● **Text under study**:
The Columbia University Radiological Research Accelerator Facility (RARAF) is a dedicated facility for radiobiological research with available ionizing radiations such as protons, alpha particles, and neutrons. RARAF is well-established and highly user-friendly. The focus of RARAF is the development of high-throughput single-cell/single-particle microbeams, which can deliver defined amounts of ionizing radiation into individual cells with a spatial resolution of a few microns or better. The ability of a microbeam to put double strand break damage at any specific known location in a given cell has allowed new approaches to the study of damage signaling.
North Carolina
The goal of CISMM is to develop force technologies applicable over a wide range of biological settings, from the single molecule to the tissue, with integrated systems that orchestrate facile instrument control, multimodal imaging, and analysis through visualization and modeling.
Our Force Microscope Technologies Core designs instruments in an area of science where there are unusual opportunities: the measurement of forces and the integration with optical microscopy. Force technologies play the obvious role of both measuring events in the sample and modifying the sample during the experiment. It is through the microscope that the force data is correlated with simultaneous 3D optical images. The force technology development includes the magnetic bead technology in our 3D Force Microscope project, Atomic Force Microscopy in our nanoManipulator project, and Control Software to drive the instrumentation. This core is focused on providing the physical capability to perform the experiments and probe structure/property correlations.
The Ideal User Interfaces core makes the connection between the user and the instrument, the model building, and the data. This includes control systems that allow the user to move the bead inside the cell culture with a handheld pen and the visualization techniques to view the optical microscope data as a rendered 3D image collocated with the force data.
Using data to create, change, and understand a model is the focus of our Advanced Model Fitting and Analysis core. The quantitative reduction of images to structural, shape, and velocity parameters is the goal of Image Analysis. The immediate understanding of correlations across image fields and between data sets in the challenge of Visualization. The power of combining the strength of a computer science graphics group with a microscopy technology group is most evident in the Graphics Hardware Acceleration project, which seeks to harness the speed of graphics processors for microscope data analysis and simulation.
Our Advanced Technology core pushes the boundaries of the Human Computer Interface through the investigation of improved techniques for the interaction of users with virtual environments, the real time lighting of virtual settings, and the enabling of multi-person collaboration. These techniques are validated and evaluated through physiological measures in virtual environments effectiveness evaluation studies.
Pennsylvania
The focus of this resource is on developing methodologies for the acquisition of morphological, biochemical, cellular, and functional information in living animals using nuclear magnetic resonance imaging (MRI) and spectroscopy (MRS). Novel techniques utilizing multidimensional MR imaging, magnetic resonance microscopy (MRM), and multinuclear in vivo spectroscopy are being applied to a wide range of problems in the biomedical sciences.

● **Entries shown**:
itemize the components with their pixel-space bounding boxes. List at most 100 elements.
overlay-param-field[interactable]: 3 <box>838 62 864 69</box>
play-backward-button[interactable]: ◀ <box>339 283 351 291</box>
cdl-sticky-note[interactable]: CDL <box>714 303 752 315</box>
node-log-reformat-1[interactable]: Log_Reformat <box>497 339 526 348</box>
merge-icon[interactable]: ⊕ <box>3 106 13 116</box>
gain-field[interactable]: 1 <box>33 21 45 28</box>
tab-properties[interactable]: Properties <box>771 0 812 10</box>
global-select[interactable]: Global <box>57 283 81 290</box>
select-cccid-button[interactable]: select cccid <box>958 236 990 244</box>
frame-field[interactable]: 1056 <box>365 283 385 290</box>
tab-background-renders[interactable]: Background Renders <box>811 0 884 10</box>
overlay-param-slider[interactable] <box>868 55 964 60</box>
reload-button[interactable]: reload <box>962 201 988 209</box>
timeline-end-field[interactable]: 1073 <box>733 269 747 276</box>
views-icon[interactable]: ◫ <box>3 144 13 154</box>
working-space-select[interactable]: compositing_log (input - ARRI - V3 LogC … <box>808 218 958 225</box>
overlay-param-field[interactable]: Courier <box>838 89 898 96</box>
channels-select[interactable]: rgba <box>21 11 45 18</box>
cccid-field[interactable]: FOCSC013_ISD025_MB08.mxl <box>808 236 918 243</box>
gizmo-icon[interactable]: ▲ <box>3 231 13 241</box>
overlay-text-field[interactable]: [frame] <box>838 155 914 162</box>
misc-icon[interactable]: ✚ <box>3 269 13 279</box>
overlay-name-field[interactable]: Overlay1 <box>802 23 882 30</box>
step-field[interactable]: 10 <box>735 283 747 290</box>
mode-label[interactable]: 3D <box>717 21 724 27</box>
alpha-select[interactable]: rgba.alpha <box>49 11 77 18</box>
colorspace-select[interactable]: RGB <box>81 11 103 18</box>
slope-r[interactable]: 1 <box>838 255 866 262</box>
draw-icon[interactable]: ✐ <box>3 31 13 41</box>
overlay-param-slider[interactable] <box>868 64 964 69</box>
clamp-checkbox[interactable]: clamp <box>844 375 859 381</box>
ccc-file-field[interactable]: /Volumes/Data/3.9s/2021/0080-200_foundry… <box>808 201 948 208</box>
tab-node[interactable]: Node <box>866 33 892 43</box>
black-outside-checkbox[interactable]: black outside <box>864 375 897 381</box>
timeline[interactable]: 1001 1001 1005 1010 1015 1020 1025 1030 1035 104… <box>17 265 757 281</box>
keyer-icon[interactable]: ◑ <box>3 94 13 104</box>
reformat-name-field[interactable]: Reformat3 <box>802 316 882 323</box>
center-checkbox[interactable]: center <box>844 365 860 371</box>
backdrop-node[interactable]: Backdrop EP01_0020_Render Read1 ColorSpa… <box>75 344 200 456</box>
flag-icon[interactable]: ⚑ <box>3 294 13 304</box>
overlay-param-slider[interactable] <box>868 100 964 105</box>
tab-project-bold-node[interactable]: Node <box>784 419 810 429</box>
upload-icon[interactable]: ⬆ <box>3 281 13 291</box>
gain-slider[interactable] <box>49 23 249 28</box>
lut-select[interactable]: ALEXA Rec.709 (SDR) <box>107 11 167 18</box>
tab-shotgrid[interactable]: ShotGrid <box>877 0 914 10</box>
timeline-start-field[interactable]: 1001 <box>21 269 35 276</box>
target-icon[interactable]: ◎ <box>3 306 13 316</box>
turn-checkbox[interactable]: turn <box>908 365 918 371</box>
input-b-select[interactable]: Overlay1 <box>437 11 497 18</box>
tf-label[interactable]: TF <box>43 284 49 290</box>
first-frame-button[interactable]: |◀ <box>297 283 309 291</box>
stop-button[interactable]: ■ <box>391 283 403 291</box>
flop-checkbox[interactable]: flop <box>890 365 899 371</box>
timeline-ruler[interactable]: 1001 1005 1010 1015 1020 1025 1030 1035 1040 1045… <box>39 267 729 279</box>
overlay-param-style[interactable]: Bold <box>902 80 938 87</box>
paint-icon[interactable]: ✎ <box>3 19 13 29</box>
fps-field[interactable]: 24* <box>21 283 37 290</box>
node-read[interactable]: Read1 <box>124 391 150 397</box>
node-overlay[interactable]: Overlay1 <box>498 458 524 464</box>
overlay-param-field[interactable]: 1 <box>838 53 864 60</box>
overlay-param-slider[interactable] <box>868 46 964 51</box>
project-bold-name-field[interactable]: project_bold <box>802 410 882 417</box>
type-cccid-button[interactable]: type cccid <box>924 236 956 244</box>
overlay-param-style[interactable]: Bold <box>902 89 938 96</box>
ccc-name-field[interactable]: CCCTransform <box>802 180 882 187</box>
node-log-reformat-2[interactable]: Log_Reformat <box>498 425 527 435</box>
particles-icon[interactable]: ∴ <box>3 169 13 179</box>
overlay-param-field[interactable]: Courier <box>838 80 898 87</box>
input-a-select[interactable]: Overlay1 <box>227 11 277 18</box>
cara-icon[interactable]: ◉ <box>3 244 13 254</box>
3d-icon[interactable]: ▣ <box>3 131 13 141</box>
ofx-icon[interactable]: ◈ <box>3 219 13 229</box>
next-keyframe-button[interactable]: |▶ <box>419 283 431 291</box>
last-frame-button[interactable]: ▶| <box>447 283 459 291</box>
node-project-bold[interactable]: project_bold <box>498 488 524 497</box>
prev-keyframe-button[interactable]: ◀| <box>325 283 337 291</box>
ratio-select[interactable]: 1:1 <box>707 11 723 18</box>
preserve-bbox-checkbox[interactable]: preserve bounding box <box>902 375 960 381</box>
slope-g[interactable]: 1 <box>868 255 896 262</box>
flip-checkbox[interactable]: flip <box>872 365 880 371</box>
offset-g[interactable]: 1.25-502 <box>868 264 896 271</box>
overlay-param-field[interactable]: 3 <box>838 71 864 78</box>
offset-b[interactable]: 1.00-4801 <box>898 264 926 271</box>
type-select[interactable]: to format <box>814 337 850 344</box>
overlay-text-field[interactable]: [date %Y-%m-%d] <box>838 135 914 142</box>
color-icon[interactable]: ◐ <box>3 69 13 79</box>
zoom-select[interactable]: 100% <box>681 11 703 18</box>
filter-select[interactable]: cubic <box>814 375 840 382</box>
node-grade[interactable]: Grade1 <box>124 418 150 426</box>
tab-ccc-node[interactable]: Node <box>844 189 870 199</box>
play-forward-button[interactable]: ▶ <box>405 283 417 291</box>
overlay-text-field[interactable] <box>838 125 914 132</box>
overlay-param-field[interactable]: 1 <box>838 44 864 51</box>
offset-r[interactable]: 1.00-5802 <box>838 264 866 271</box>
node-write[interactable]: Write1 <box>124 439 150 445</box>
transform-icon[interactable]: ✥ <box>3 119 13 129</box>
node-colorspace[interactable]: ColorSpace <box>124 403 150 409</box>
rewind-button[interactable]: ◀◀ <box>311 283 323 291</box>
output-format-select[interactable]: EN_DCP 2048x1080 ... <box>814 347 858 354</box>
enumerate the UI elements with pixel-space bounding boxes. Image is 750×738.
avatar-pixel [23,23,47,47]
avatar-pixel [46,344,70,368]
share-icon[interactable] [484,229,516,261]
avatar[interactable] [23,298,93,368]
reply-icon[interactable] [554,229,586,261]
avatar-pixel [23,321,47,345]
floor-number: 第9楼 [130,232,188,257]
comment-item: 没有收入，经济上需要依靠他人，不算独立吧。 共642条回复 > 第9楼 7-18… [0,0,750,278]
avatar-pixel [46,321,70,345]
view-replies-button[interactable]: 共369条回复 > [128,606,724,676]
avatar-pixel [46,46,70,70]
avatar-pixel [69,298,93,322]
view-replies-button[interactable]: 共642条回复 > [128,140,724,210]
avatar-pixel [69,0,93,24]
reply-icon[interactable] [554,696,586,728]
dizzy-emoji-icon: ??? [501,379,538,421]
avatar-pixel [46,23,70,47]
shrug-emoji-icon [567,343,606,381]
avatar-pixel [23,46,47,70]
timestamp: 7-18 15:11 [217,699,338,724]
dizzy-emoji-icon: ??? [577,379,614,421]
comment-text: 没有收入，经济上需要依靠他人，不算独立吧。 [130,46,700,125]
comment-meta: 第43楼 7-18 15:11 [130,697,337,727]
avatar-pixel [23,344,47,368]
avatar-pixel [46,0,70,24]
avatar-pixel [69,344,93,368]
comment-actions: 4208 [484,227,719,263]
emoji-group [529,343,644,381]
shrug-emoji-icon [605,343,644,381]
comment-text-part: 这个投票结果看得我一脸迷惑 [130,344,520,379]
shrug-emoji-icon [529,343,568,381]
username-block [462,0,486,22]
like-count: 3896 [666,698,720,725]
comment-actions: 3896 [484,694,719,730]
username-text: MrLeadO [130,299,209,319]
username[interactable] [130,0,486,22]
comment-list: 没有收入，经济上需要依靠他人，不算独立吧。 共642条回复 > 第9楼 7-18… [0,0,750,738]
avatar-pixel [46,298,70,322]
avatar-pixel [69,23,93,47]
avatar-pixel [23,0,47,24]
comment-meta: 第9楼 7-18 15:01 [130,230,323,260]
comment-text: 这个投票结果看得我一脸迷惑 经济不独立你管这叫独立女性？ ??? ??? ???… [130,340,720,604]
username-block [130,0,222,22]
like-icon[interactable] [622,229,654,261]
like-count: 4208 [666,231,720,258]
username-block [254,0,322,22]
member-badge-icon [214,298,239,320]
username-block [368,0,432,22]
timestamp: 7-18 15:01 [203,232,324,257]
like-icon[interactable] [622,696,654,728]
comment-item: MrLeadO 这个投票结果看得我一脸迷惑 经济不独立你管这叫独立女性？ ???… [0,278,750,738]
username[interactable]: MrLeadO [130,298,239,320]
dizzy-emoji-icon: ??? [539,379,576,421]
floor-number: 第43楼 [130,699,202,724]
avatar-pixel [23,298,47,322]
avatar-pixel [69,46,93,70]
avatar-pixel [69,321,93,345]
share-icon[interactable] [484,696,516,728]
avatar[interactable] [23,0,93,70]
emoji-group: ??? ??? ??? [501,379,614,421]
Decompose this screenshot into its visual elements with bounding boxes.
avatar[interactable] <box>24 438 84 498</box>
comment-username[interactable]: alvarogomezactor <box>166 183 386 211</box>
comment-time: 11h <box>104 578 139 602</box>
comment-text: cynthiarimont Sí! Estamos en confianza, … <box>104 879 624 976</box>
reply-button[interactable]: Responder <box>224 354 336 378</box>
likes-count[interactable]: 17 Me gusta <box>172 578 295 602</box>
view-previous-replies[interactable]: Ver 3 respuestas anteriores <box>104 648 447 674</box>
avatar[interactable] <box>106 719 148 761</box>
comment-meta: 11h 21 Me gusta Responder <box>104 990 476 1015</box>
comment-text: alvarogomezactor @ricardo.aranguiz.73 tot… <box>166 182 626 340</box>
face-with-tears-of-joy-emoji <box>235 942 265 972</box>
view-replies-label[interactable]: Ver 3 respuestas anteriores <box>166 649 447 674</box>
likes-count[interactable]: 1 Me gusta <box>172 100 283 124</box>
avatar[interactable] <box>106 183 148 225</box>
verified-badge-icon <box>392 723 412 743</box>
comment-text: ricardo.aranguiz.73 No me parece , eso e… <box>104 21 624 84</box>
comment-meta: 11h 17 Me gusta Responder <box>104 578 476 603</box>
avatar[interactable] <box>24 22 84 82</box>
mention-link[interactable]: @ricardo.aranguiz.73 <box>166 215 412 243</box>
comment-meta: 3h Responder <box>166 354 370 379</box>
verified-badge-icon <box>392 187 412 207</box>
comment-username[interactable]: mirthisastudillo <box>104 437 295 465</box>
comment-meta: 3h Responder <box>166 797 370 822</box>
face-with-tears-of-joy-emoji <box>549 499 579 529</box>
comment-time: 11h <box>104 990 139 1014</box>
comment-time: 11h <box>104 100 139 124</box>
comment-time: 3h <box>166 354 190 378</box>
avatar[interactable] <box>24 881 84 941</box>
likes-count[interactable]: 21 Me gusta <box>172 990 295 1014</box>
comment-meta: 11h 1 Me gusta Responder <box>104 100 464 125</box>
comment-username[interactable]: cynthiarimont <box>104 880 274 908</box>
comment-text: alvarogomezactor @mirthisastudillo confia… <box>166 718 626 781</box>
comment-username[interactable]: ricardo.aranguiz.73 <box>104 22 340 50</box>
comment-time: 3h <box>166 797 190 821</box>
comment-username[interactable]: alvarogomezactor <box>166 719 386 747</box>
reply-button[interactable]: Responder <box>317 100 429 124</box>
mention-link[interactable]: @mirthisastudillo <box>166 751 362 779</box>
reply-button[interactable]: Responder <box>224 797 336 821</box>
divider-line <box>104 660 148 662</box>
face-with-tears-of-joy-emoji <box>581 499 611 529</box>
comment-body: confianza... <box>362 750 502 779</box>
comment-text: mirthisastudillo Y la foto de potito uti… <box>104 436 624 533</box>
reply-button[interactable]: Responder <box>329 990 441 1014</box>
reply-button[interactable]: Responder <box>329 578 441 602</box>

● **Actions to take**:
1. From the text on research resources, extract the passage from "Our Force Microscope" to "probe structure/property correlations.", copying it word for word.
2. Using the text on research resources, list every CISMM core that the text names.
3. According to the text on research resources, what made new approaches to the study of damage signaling possible? Answer in one to three sentences.

● **Answers per task**:
1.
Our Force Microscope Technologies Core designs instruments in an area of science where there are unusual opportunities: the measurement of forces and the integration with optical microscopy. Force technologies play the obvious role of both measuring events in the sample and modifying the sample during the experiment. It is through the microscope that the force data is correlated with simultaneous 3D optical images. The force technology development includes the magnetic bead technology in our 3D Force Microscope project, Atomic Force Microscopy in our nanoManipulator project, and Control Software to drive the instrumentation. This core is focused on providing the physical capability to perform the experiments and probe structure/property correlations.

2.
- Force Microscope Technologies Core
- Ideal User Interfaces core
- Advanced Model Fitting and Analysis core
- Advanced Technology core

3. New approaches became possible because a microbeam can put double strand break damage at any specific known location in a given cell.